--- Start LISTED ENTRIES ---

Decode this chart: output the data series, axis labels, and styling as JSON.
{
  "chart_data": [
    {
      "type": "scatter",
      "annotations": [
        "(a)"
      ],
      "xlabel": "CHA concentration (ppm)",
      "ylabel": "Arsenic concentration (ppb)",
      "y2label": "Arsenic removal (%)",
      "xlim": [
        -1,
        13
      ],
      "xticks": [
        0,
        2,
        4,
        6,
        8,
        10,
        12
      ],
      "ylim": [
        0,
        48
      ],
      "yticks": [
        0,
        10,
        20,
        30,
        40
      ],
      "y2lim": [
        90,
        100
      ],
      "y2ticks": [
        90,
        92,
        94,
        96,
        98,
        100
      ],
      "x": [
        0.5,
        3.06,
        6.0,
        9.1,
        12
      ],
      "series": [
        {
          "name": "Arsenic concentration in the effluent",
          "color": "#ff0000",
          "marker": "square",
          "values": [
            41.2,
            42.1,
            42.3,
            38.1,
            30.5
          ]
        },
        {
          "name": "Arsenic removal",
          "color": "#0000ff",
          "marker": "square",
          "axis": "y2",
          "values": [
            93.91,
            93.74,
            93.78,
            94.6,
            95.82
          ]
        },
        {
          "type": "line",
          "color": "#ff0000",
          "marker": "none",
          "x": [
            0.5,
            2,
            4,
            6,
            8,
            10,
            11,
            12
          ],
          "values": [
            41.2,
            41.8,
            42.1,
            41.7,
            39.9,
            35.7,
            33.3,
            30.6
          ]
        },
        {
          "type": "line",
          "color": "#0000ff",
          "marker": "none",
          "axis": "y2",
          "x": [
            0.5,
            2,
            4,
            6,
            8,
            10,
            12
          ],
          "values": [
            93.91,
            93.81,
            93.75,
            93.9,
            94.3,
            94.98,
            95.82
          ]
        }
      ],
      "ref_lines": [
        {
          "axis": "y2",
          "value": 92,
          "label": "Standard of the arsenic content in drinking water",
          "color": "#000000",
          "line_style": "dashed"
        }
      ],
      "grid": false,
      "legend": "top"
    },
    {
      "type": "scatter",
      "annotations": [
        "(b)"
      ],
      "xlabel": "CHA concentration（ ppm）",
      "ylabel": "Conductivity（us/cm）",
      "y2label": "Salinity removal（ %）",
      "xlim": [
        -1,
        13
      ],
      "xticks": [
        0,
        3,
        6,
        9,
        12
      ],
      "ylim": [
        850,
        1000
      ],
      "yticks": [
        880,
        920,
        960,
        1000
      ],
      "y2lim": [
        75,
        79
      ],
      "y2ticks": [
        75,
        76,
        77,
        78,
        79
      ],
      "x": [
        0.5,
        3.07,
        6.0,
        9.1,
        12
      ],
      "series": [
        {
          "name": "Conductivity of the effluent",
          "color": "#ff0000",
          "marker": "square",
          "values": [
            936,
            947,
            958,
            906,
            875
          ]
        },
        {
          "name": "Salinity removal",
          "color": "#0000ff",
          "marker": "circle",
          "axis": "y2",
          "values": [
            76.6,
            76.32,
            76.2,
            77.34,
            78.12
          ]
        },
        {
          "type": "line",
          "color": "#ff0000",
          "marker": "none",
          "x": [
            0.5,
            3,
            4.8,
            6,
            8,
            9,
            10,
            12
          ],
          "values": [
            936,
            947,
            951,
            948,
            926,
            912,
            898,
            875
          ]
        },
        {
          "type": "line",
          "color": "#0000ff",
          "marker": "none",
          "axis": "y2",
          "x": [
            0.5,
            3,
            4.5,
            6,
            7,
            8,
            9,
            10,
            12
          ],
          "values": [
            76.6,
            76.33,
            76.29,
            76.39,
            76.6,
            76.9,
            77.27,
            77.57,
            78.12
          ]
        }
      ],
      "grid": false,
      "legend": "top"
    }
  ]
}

--- End LISTED ENTRIES ---

**AIM OF THE TASK**
Write out the whole listing exactly.

**SOLUTION TO THIS EXERCISE**
Decode this chart: output the data series, axis labels, and styling as JSON.
{
  "chart_data": [
    {
      "type": "scatter",
      "annotations": [
        "(a)"
      ],
      "xlabel": "CHA concentration (ppm)",
      "ylabel": "Arsenic concentration (ppb)",
      "y2label": "Arsenic removal (%)",
      "xlim": [
        -1,
        13
      ],
      "xticks": [
        0,
        2,
        4,
        6,
        8,
        10,
        12
      ],
      "ylim": [
        0,
        48
      ],
      "yticks": [
        0,
        10,
        20,
        30,
        40
      ],
      "y2lim": [
        90,
        100
      ],
      "y2ticks": [
        90,
        92,
        94,
        96,
        98,
        100
      ],
      "x": [
        0.5,
        3.06,
        6.0,
        9.1,
        12
      ],
      "series": [
        {
          "name": "Arsenic concentration in the effluent",
          "color": "#ff0000",
          "marker": "square",
          "values": [
            41.2,
            42.1,
            42.3,
            38.1,
            30.5
          ]
        },
        {
          "name": "Arsenic removal",
          "color": "#0000ff",
          "marker": "square",
          "axis": "y2",
          "values": [
            93.91,
            93.74,
            93.78,
            94.6,
            95.82
          ]
        },
        {
          "type": "line",
          "color": "#ff0000",
          "marker": "none",
          "x": [
            0.5,
            2,
            4,
            6,
            8,
            10,
            11,
            12
          ],
          "values": [
            41.2,
            41.8,
            42.1,
            41.7,
            39.9,
            35.7,
            33.3,
            30.6
          ]
        },
        {
          "type": "line",
          "color": "#0000ff",
          "marker": "none",
          "axis": "y2",
          "x": [
            0.5,
            2,
            4,
            6,
            8,
            10,
            12
          ],
          "values": [
            93.91,
            93.81,
            93.75,
            93.9,
            94.3,
            94.98,
            95.82
          ]
        }
      ],
      "ref_lines": [
        {
          "axis": "y2",
          "value": 92,
          "label": "Standard of the arsenic content in drinking water",
          "color": "#000000",
          "line_style": "dashed"
        }
      ],
      "grid": false,
      "legend": "top"
    },
    {
      "type": "scatter",
      "annotations": [
        "(b)"
      ],
      "xlabel": "CHA concentration（ ppm）",
      "ylabel": "Conductivity（us/cm）",
      "y2label": "Salinity removal（ %）",
      "xlim": [
        -1,
        13
      ],
      "xticks": [
        0,
        3,
        6,
        9,
        12
      ],
      "ylim": [
        850,
        1000
      ],
      "yticks": [
        880,
        920,
        960,
        1000
      ],
      "y2lim": [
        75,
        79
      ],
      "y2ticks": [
        75,
        76,
        77,
        78,
        79
      ],
      "x": [
        0.5,
        3.07,
        6.0,
        9.1,
        12
      ],
      "series": [
        {
          "name": "Conductivity of the effluent",
          "color": "#ff0000",
          "marker": "square",
          "values": [
            936,
            947,
            958,
            906,
            875
          ]
        },
        {
          "name": "Salinity removal",
          "color": "#0000ff",
          "marker": "circle",
          "axis": "y2",
          "values": [
            76.6,
            76.32,
            76.2,
            77.34,
            78.12
          ]
        },
        {
          "type": "line",
          "color": "#ff0000",
          "marker": "none",
          "x": [
            0.5,
            3,
            4.8,
            6,
            8,
            9,
            10,
            12
          ],
          "values": [
            936,
            947,
            951,
            948,
            926,
            912,
            898,
            875
          ]
        },
        {
          "type": "line",
          "color": "#0000ff",
          "marker": "none",
          "axis": "y2",
          "x": [
            0.5,
            3,
            4.5,
            6,
            7,
            8,
            9,
            10,
            12
          ],
          "values": [
            76.6,
            76.33,
            76.29,
            76.39,
            76.6,
            76.9,
            77.27,
            77.57,
            78.12
          ]
        }
      ],
      "grid": false,
      "legend": "top"
    }
  ]
}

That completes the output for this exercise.